**Goal:** Reproduce the listing below in full and without alteration, apart from its pictures.

**Data to process:**

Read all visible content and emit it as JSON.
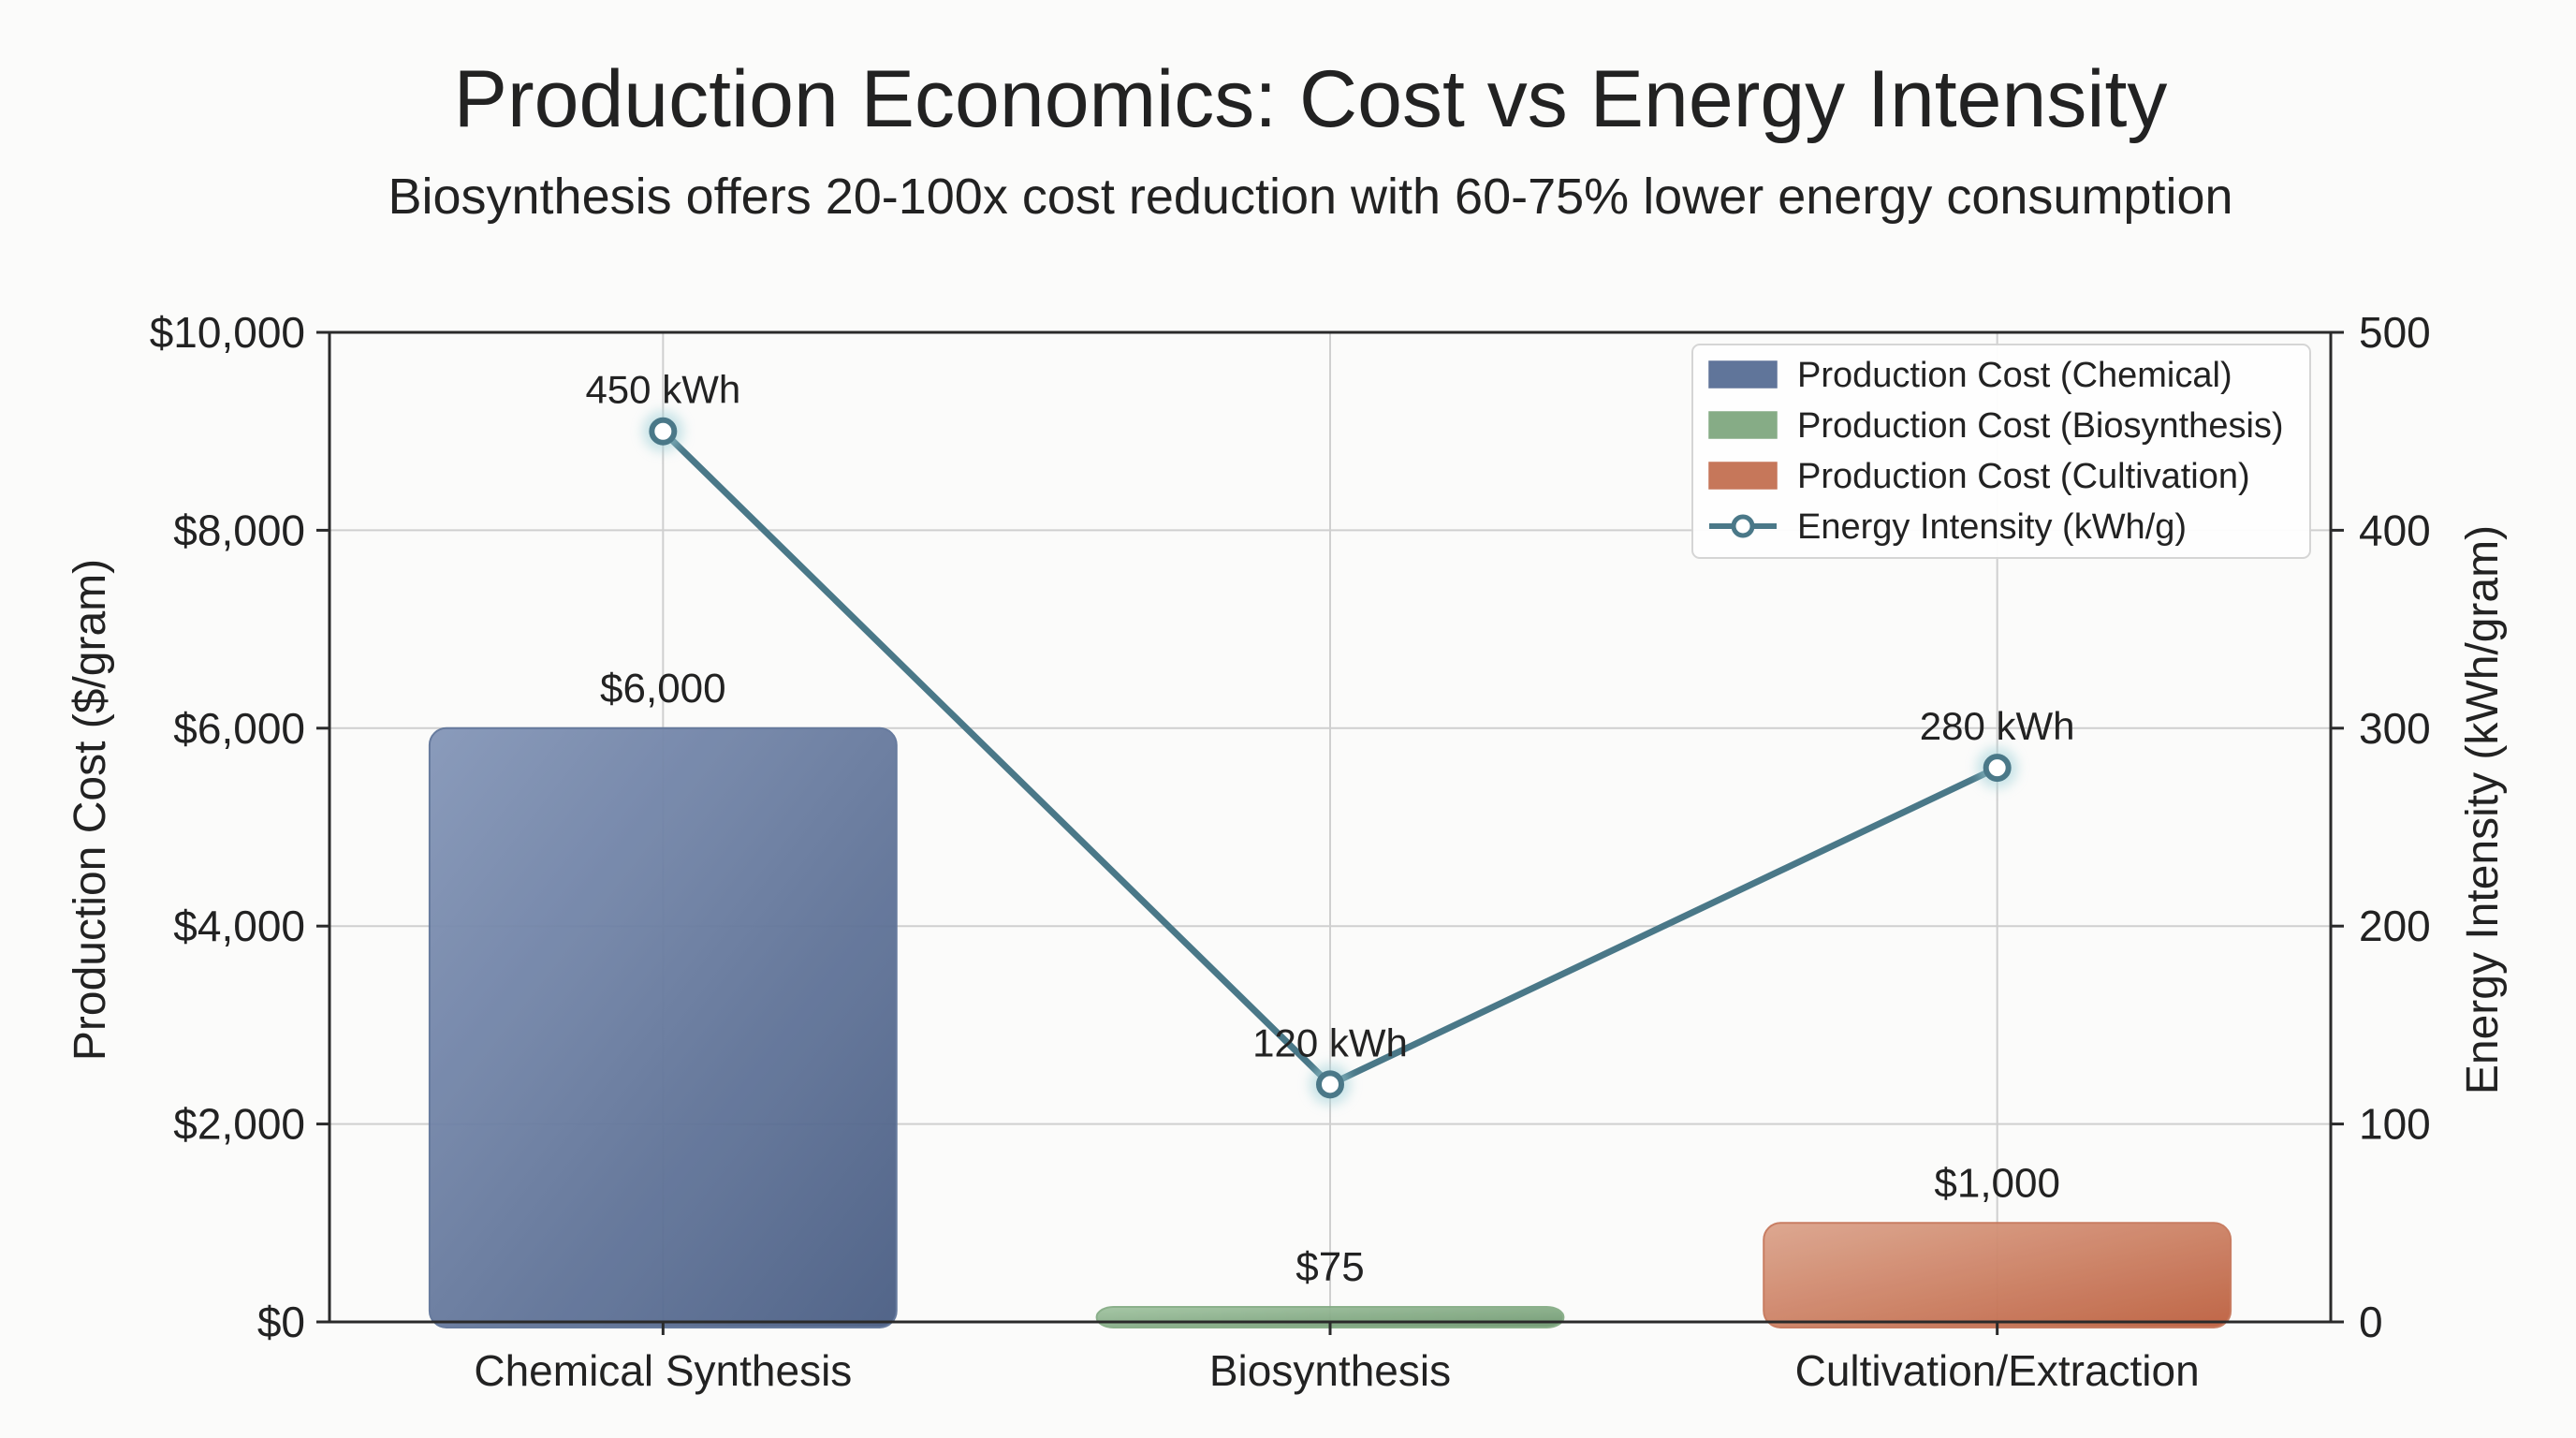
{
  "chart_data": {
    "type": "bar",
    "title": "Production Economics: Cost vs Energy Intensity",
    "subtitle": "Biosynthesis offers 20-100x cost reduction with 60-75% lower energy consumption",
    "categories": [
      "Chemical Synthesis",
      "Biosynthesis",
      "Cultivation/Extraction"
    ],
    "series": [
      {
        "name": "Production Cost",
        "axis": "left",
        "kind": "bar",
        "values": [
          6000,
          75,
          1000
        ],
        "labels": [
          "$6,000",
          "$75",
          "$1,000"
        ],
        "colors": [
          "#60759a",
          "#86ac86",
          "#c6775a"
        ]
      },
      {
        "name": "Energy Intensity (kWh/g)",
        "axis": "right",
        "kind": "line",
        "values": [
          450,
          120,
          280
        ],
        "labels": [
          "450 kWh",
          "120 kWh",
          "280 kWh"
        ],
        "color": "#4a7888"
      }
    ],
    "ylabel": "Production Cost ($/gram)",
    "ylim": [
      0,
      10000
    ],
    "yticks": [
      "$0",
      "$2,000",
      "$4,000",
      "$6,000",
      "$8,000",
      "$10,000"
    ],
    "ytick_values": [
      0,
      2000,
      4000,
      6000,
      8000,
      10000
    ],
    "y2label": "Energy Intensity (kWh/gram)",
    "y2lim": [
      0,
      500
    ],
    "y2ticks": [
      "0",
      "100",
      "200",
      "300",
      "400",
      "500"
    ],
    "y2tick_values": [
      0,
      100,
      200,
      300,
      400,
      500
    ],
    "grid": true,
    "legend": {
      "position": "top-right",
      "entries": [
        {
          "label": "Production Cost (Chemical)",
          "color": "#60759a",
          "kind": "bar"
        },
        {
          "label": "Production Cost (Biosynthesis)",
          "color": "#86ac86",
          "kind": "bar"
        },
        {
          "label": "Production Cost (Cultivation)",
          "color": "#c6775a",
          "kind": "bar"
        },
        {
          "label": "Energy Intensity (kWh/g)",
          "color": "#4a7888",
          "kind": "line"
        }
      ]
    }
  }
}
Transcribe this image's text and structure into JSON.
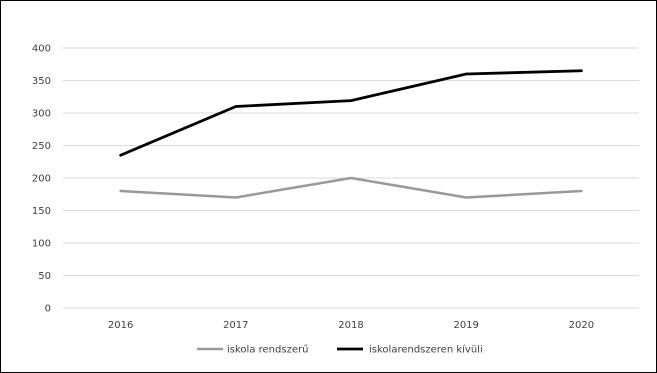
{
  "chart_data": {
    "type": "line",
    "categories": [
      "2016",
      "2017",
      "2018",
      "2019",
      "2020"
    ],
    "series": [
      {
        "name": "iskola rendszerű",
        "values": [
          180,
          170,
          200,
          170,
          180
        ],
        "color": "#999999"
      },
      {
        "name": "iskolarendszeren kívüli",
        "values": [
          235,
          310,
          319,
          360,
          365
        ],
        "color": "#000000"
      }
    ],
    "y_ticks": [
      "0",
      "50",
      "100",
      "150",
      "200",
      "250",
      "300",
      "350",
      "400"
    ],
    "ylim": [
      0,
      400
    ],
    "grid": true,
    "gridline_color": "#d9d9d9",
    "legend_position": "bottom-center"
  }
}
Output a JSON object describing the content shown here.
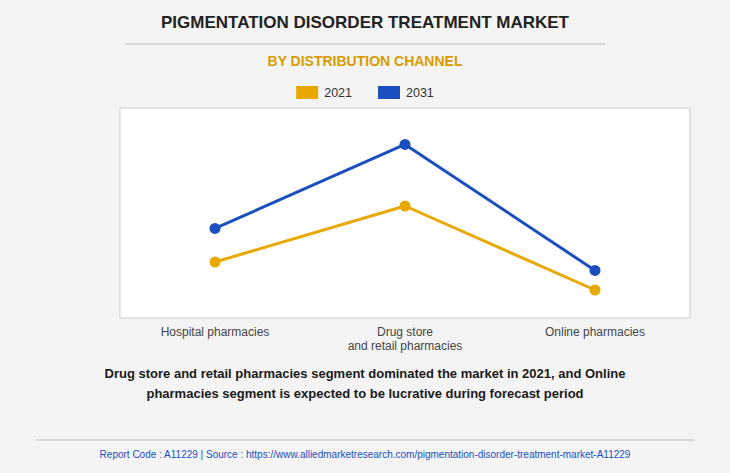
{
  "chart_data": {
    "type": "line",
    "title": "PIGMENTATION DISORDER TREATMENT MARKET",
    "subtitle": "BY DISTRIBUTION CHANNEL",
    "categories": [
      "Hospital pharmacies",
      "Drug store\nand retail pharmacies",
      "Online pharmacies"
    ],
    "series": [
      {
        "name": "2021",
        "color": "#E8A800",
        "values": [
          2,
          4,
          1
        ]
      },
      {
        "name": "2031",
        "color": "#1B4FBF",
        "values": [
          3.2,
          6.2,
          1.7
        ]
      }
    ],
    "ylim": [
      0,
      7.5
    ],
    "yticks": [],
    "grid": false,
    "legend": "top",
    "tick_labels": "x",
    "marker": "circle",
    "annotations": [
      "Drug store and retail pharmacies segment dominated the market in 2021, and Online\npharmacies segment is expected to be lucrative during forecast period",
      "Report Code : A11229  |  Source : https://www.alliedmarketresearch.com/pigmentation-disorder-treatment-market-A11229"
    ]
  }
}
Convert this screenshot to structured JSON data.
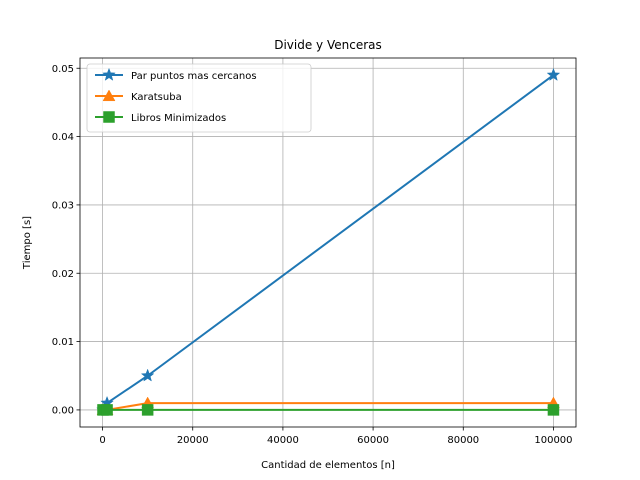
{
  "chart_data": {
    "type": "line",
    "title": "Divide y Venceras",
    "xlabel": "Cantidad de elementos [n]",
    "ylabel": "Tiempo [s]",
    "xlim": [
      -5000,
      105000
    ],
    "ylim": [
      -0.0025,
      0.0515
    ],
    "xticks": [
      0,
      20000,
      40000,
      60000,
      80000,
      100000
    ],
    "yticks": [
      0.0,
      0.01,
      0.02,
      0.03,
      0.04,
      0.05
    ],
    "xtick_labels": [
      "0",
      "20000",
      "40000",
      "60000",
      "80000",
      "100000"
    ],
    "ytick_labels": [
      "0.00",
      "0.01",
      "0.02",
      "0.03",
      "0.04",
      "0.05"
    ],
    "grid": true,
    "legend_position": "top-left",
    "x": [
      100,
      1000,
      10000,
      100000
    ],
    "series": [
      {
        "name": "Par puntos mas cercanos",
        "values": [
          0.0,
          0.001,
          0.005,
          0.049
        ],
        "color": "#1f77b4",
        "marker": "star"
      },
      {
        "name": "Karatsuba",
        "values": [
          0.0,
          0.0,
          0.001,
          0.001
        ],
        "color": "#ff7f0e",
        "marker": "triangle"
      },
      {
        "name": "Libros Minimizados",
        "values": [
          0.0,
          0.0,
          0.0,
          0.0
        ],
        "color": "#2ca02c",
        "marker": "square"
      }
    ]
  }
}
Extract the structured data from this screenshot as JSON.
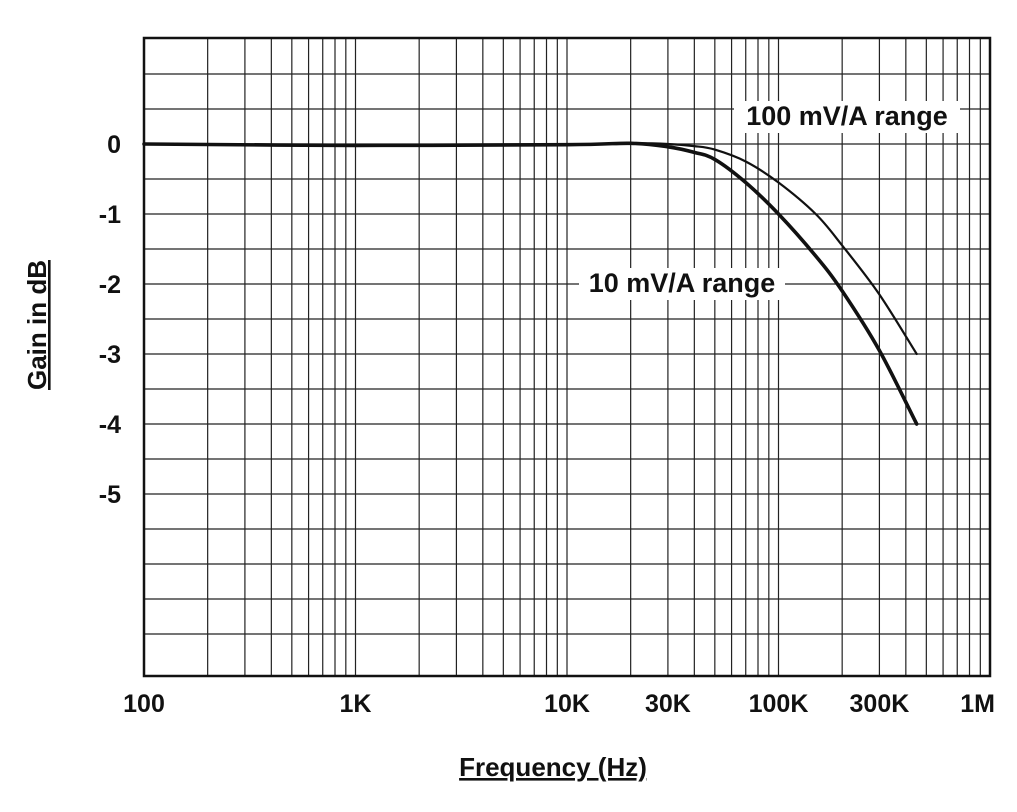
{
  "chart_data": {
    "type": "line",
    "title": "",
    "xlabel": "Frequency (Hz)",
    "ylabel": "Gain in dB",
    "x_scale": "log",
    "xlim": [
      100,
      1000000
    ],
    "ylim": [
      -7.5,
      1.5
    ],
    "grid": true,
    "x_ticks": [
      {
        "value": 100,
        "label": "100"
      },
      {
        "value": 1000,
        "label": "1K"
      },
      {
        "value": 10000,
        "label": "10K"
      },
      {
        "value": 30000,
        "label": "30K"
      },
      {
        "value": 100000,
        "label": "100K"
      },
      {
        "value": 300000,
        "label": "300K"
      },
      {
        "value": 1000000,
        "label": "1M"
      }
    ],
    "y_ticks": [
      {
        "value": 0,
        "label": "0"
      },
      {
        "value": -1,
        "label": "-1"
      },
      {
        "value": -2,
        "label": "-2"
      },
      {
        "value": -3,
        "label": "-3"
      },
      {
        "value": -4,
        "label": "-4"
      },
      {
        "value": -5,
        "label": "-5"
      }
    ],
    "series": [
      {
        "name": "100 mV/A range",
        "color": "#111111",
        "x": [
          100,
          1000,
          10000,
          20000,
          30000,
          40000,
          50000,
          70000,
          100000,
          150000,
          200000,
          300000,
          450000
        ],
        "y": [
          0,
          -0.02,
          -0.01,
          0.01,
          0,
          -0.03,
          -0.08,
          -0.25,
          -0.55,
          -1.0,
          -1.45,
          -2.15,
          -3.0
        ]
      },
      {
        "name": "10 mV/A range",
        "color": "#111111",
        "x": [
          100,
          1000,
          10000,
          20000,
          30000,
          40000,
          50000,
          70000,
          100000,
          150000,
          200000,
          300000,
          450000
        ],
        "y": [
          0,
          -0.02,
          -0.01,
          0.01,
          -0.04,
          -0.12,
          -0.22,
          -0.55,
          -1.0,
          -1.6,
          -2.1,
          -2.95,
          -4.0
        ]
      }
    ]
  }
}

**Exercise answer:**
Read all visible content and emit it as JSON.
{
  "chart_data": {
    "type": "bar",
    "title": "Production Economics: Cost vs Energy Intensity",
    "subtitle": "Biosynthesis offers 20-100x cost reduction with 60-75% lower energy consumption",
    "categories": [
      "Chemical Synthesis",
      "Biosynthesis",
      "Cultivation/Extraction"
    ],
    "series": [
      {
        "name": "Production Cost",
        "axis": "left",
        "kind": "bar",
        "values": [
          6000,
          75,
          1000
        ],
        "labels": [
          "$6,000",
          "$75",
          "$1,000"
        ],
        "colors": [
          "#60759a",
          "#86ac86",
          "#c6775a"
        ]
      },
      {
        "name": "Energy Intensity (kWh/g)",
        "axis": "right",
        "kind": "line",
        "values": [
          450,
          120,
          280
        ],
        "labels": [
          "450 kWh",
          "120 kWh",
          "280 kWh"
        ],
        "color": "#4a7888"
      }
    ],
    "ylabel": "Production Cost ($/gram)",
    "ylim": [
      0,
      10000
    ],
    "yticks": [
      "$0",
      "$2,000",
      "$4,000",
      "$6,000",
      "$8,000",
      "$10,000"
    ],
    "ytick_values": [
      0,
      2000,
      4000,
      6000,
      8000,
      10000
    ],
    "y2label": "Energy Intensity (kWh/gram)",
    "y2lim": [
      0,
      500
    ],
    "y2ticks": [
      "0",
      "100",
      "200",
      "300",
      "400",
      "500"
    ],
    "y2tick_values": [
      0,
      100,
      200,
      300,
      400,
      500
    ],
    "grid": true,
    "legend": {
      "position": "top-right",
      "entries": [
        {
          "label": "Production Cost (Chemical)",
          "color": "#60759a",
          "kind": "bar"
        },
        {
          "label": "Production Cost (Biosynthesis)",
          "color": "#86ac86",
          "kind": "bar"
        },
        {
          "label": "Production Cost (Cultivation)",
          "color": "#c6775a",
          "kind": "bar"
        },
        {
          "label": "Energy Intensity (kWh/g)",
          "color": "#4a7888",
          "kind": "line"
        }
      ]
    }
  }
}
Transcribe this image's text and structure into JSON.
{
  "chart_data": {
    "type": "line",
    "categories": [
      "2016",
      "2017",
      "2018",
      "2019",
      "2020"
    ],
    "series": [
      {
        "name": "iskola rendszerű",
        "values": [
          180,
          170,
          200,
          170,
          180
        ],
        "color": "#999999"
      },
      {
        "name": "iskolarendszeren kívüli",
        "values": [
          235,
          310,
          319,
          360,
          365
        ],
        "color": "#000000"
      }
    ],
    "y_ticks": [
      "0",
      "50",
      "100",
      "150",
      "200",
      "250",
      "300",
      "350",
      "400"
    ],
    "ylim": [
      0,
      400
    ],
    "grid": true,
    "gridline_color": "#d9d9d9",
    "legend_position": "bottom-center"
  }
}
Output a JSON object describing the content shown here.
{
  "chart_data": {
    "type": "line",
    "title": "PIGMENTATION DISORDER TREATMENT MARKET",
    "subtitle": "BY DISTRIBUTION CHANNEL",
    "categories": [
      "Hospital pharmacies",
      "Drug store\nand retail pharmacies",
      "Online pharmacies"
    ],
    "series": [
      {
        "name": "2021",
        "color": "#E8A800",
        "values": [
          2,
          4,
          1
        ]
      },
      {
        "name": "2031",
        "color": "#1B4FBF",
        "values": [
          3.2,
          6.2,
          1.7
        ]
      }
    ],
    "ylim": [
      0,
      7.5
    ],
    "yticks": [],
    "grid": false,
    "legend": "top",
    "tick_labels": "x",
    "marker": "circle",
    "annotations": [
      "Drug store and retail pharmacies segment dominated the market in 2021, and Online\npharmacies segment is expected to be lucrative during forecast period",
      "Report Code : A11229  |  Source : https://www.alliedmarketresearch.com/pigmentation-disorder-treatment-market-A11229"
    ]
  }
}
Convert this screenshot to structured JSON data.
{
  "chart_data": {
    "type": "line",
    "title": "Divide y Venceras",
    "xlabel": "Cantidad de elementos [n]",
    "ylabel": "Tiempo [s]",
    "xlim": [
      -5000,
      105000
    ],
    "ylim": [
      -0.0025,
      0.0515
    ],
    "xticks": [
      0,
      20000,
      40000,
      60000,
      80000,
      100000
    ],
    "yticks": [
      0.0,
      0.01,
      0.02,
      0.03,
      0.04,
      0.05
    ],
    "xtick_labels": [
      "0",
      "20000",
      "40000",
      "60000",
      "80000",
      "100000"
    ],
    "ytick_labels": [
      "0.00",
      "0.01",
      "0.02",
      "0.03",
      "0.04",
      "0.05"
    ],
    "grid": true,
    "legend_position": "top-left",
    "x": [
      100,
      1000,
      10000,
      100000
    ],
    "series": [
      {
        "name": "Par puntos mas cercanos",
        "values": [
          0.0,
          0.001,
          0.005,
          0.049
        ],
        "color": "#1f77b4",
        "marker": "star"
      },
      {
        "name": "Karatsuba",
        "values": [
          0.0,
          0.0,
          0.001,
          0.001
        ],
        "color": "#ff7f0e",
        "marker": "triangle"
      },
      {
        "name": "Libros Minimizados",
        "values": [
          0.0,
          0.0,
          0.0,
          0.0
        ],
        "color": "#2ca02c",
        "marker": "square"
      }
    ]
  }
}
Extract the structured data from this screenshot as JSON.
{
  "chart_data": {
    "type": "line",
    "title": "",
    "xlabel": "Frequency (Hz)",
    "ylabel": "Gain in dB",
    "x_scale": "log",
    "xlim": [
      100,
      1000000
    ],
    "ylim": [
      -7.5,
      1.5
    ],
    "grid": true,
    "x_ticks": [
      {
        "value": 100,
        "label": "100"
      },
      {
        "value": 1000,
        "label": "1K"
      },
      {
        "value": 10000,
        "label": "10K"
      },
      {
        "value": 30000,
        "label": "30K"
      },
      {
        "value": 100000,
        "label": "100K"
      },
      {
        "value": 300000,
        "label": "300K"
      },
      {
        "value": 1000000,
        "label": "1M"
      }
    ],
    "y_ticks": [
      {
        "value": 0,
        "label": "0"
      },
      {
        "value": -1,
        "label": "-1"
      },
      {
        "value": -2,
        "label": "-2"
      },
      {
        "value": -3,
        "label": "-3"
      },
      {
        "value": -4,
        "label": "-4"
      },
      {
        "value": -5,
        "label": "-5"
      }
    ],
    "series": [
      {
        "name": "100 mV/A range",
        "color": "#111111",
        "x": [
          100,
          1000,
          10000,
          20000,
          30000,
          40000,
          50000,
          70000,
          100000,
          150000,
          200000,
          300000,
          450000
        ],
        "y": [
          0,
          -0.02,
          -0.01,
          0.01,
          0,
          -0.03,
          -0.08,
          -0.25,
          -0.55,
          -1.0,
          -1.45,
          -2.15,
          -3.0
        ]
      },
      {
        "name": "10 mV/A range",
        "color": "#111111",
        "x": [
          100,
          1000,
          10000,
          20000,
          30000,
          40000,
          50000,
          70000,
          100000,
          150000,
          200000,
          300000,
          450000
        ],
        "y": [
          0,
          -0.02,
          -0.01,
          0.01,
          -0.04,
          -0.12,
          -0.22,
          -0.55,
          -1.0,
          -1.6,
          -2.1,
          -2.95,
          -4.0
        ]
      }
    ]
  }
}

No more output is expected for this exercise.